Data for the task Block Start

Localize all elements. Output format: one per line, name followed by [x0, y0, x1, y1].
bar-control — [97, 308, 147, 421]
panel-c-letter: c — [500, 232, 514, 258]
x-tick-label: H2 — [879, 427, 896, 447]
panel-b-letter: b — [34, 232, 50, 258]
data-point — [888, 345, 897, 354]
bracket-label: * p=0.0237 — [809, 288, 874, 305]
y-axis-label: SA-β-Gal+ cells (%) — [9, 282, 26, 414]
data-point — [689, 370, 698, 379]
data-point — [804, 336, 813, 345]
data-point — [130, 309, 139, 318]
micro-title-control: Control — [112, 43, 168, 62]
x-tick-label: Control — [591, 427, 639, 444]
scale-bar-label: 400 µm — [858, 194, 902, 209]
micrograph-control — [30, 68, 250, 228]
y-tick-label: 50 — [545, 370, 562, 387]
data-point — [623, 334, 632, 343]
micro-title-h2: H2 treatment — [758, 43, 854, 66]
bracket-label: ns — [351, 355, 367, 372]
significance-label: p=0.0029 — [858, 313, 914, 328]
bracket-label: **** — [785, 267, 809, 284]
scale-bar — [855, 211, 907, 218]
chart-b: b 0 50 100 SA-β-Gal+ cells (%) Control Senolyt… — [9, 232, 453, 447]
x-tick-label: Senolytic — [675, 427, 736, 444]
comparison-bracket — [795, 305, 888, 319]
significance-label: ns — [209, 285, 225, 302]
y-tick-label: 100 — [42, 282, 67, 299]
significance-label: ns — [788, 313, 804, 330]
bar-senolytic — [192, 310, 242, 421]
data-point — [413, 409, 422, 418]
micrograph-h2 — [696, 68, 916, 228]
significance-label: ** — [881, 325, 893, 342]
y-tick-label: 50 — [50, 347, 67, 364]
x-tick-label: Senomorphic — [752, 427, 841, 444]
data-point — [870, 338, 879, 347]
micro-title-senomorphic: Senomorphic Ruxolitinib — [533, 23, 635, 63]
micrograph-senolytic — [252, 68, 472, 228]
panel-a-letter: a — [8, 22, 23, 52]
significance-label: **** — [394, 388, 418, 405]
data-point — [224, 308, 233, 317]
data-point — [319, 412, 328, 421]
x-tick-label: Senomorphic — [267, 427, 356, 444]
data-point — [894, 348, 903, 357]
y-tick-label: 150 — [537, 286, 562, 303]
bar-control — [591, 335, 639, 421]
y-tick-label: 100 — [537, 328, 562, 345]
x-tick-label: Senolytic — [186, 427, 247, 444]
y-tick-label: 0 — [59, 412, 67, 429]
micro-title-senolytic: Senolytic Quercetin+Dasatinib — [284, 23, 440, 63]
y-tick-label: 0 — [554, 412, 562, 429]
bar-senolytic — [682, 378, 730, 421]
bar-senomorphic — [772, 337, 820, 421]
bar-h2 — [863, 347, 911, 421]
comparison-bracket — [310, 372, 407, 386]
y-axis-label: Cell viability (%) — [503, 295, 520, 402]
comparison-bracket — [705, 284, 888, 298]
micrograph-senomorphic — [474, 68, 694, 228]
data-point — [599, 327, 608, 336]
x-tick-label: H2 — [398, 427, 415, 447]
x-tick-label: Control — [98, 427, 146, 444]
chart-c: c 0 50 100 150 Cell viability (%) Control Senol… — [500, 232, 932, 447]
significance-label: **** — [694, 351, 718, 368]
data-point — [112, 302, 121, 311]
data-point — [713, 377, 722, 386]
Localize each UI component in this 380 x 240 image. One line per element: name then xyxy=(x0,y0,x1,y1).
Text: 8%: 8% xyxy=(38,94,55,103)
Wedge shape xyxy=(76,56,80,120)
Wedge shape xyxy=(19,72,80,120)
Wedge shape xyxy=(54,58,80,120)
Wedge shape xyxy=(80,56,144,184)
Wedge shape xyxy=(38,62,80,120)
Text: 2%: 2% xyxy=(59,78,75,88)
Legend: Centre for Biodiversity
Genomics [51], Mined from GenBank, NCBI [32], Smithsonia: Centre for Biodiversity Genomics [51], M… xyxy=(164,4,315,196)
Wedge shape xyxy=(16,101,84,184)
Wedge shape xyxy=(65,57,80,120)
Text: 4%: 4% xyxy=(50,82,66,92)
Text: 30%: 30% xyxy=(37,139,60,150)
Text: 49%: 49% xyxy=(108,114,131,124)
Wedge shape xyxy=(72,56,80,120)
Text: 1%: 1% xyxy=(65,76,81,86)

Data for the task Block End

- **Assignment**
Line by line, write out the records above exactly.

- **Task result**
Localize all elements. Output format: one per line, name followed by [x0, y0, x1, y1].
bar-control — [97, 308, 147, 421]
panel-c-letter: c — [500, 232, 514, 258]
x-tick-label: H2 — [879, 427, 896, 447]
panel-b-letter: b — [34, 232, 50, 258]
data-point — [888, 345, 897, 354]
bracket-label: * p=0.0237 — [809, 288, 874, 305]
y-axis-label: SA-β-Gal+ cells (%) — [9, 282, 26, 414]
data-point — [689, 370, 698, 379]
data-point — [804, 336, 813, 345]
data-point — [130, 309, 139, 318]
micro-title-control: Control — [112, 43, 168, 62]
x-tick-label: Control — [591, 427, 639, 444]
scale-bar-label: 400 µm — [858, 194, 902, 209]
micrograph-control — [30, 68, 250, 228]
y-tick-label: 50 — [545, 370, 562, 387]
data-point — [623, 334, 632, 343]
micro-title-h2: H2 treatment — [758, 43, 854, 66]
bracket-label: ns — [351, 355, 367, 372]
significance-label: p=0.0029 — [858, 313, 914, 328]
bracket-label: **** — [785, 267, 809, 284]
scale-bar — [855, 211, 907, 218]
chart-b: b 0 50 100 SA-β-Gal+ cells (%) Control Senolyt… — [9, 232, 453, 447]
x-tick-label: Senolytic — [675, 427, 736, 444]
comparison-bracket — [795, 305, 888, 319]
significance-label: ns — [209, 285, 225, 302]
y-tick-label: 100 — [42, 282, 67, 299]
significance-label: ns — [788, 313, 804, 330]
bar-senolytic — [192, 310, 242, 421]
data-point — [413, 409, 422, 418]
micrograph-h2 — [696, 68, 916, 228]
significance-label: ** — [881, 325, 893, 342]
y-tick-label: 50 — [50, 347, 67, 364]
x-tick-label: Senomorphic — [752, 427, 841, 444]
data-point — [870, 338, 879, 347]
micro-title-senomorphic: Senomorphic Ruxolitinib — [533, 23, 635, 63]
micrograph-senolytic — [252, 68, 472, 228]
panel-a-letter: a — [8, 22, 23, 52]
significance-label: **** — [394, 388, 418, 405]
data-point — [224, 308, 233, 317]
data-point — [319, 412, 328, 421]
x-tick-label: Senomorphic — [267, 427, 356, 444]
data-point — [894, 348, 903, 357]
y-tick-label: 150 — [537, 286, 562, 303]
bar-control — [591, 335, 639, 421]
y-tick-label: 100 — [537, 328, 562, 345]
x-tick-label: Senolytic — [186, 427, 247, 444]
y-tick-label: 0 — [59, 412, 67, 429]
micro-title-senolytic: Senolytic Quercetin+Dasatinib — [284, 23, 440, 63]
y-tick-label: 0 — [554, 412, 562, 429]
bar-senolytic — [682, 378, 730, 421]
bar-senomorphic — [772, 337, 820, 421]
bar-h2 — [863, 347, 911, 421]
comparison-bracket — [310, 372, 407, 386]
y-axis-label: Cell viability (%) — [503, 295, 520, 402]
comparison-bracket — [705, 284, 888, 298]
micrograph-senomorphic — [474, 68, 694, 228]
data-point — [599, 327, 608, 336]
x-tick-label: H2 — [398, 427, 415, 447]
x-tick-label: Control — [98, 427, 146, 444]
chart-c: c 0 50 100 150 Cell viability (%) Control Senol… — [500, 232, 932, 447]
significance-label: **** — [694, 351, 718, 368]
data-point — [112, 302, 121, 311]
data-point — [713, 377, 722, 386]
Localize each UI component in this 380 x 240 image. One line per element: name then xyxy=(x0,y0,x1,y1).
Text: 8%: 8% xyxy=(38,94,55,103)
Wedge shape xyxy=(76,56,80,120)
Wedge shape xyxy=(19,72,80,120)
Wedge shape xyxy=(54,58,80,120)
Wedge shape xyxy=(80,56,144,184)
Wedge shape xyxy=(38,62,80,120)
Text: 2%: 2% xyxy=(59,78,75,88)
Legend: Centre for Biodiversity
Genomics [51], Mined from GenBank, NCBI [32], Smithsonia: Centre for Biodiversity Genomics [51], M… xyxy=(164,4,315,196)
Wedge shape xyxy=(16,101,84,184)
Wedge shape xyxy=(65,57,80,120)
Text: 4%: 4% xyxy=(50,82,66,92)
Text: 30%: 30% xyxy=(37,139,60,150)
Text: 49%: 49% xyxy=(108,114,131,124)
Wedge shape xyxy=(72,56,80,120)
Text: 1%: 1% xyxy=(65,76,81,86)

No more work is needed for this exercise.